** SET TASK **
Extract the full listing below without altering a single character.

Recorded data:
□ □ □ □
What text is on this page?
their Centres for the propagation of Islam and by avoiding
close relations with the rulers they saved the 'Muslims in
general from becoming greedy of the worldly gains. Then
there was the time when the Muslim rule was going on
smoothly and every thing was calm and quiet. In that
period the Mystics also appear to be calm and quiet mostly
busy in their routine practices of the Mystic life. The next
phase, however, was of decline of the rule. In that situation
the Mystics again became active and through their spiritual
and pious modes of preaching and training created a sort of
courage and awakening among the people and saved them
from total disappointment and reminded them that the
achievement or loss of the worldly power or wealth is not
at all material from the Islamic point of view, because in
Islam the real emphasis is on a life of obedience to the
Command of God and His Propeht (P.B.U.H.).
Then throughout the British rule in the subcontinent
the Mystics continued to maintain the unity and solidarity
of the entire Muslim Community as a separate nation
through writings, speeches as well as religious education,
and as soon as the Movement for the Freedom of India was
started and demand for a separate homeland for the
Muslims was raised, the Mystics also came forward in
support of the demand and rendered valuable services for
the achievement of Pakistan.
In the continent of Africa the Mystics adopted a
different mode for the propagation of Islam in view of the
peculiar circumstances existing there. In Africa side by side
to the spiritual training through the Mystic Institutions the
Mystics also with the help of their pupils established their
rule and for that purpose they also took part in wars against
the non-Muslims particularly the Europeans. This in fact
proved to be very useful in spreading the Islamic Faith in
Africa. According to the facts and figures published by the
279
□ □ □ □
** RESPONSE **
What text is on this page?
their Centres for the propagation of Islam and by avoiding
close relations with the rulers they saved the 'Muslims in
general from becoming greedy of the worldly gains. Then
there was the time when the Muslim rule was going on
smoothly and every thing was calm and quiet. In that
period the Mystics also appear to be calm and quiet mostly
busy in their routine practices of the Mystic life. The next
phase, however, was of decline of the rule. In that situation
the Mystics again became active and through their spiritual
and pious modes of preaching and training created a sort of
courage and awakening among the people and saved them
from total disappointment and reminded them that the
achievement or loss of the worldly power or wealth is not
at all material from the Islamic point of view, because in
Islam the real emphasis is on a life of obedience to the
Command of God and His Propeht (P.B.U.H.).
Then throughout the British rule in the subcontinent
the Mystics continued to maintain the unity and solidarity
of the entire Muslim Community as a separate nation
through writings, speeches as well as religious education,
and as soon as the Movement for the Freedom of India was
started and demand for a separate homeland for the
Muslims was raised, the Mystics also came forward in
support of the demand and rendered valuable services for
the achievement of Pakistan.
In the continent of Africa the Mystics adopted a
different mode for the propagation of Islam in view of the
peculiar circumstances existing there. In Africa side by side
to the spiritual training through the Mystic Institutions the
Mystics also with the help of their pupils established their
rule and for that purpose they also took part in wars against
the non-Muslims particularly the Europeans. This in fact
proved to be very useful in spreading the Islamic Faith in
Africa. According to the facts and figures published by the
279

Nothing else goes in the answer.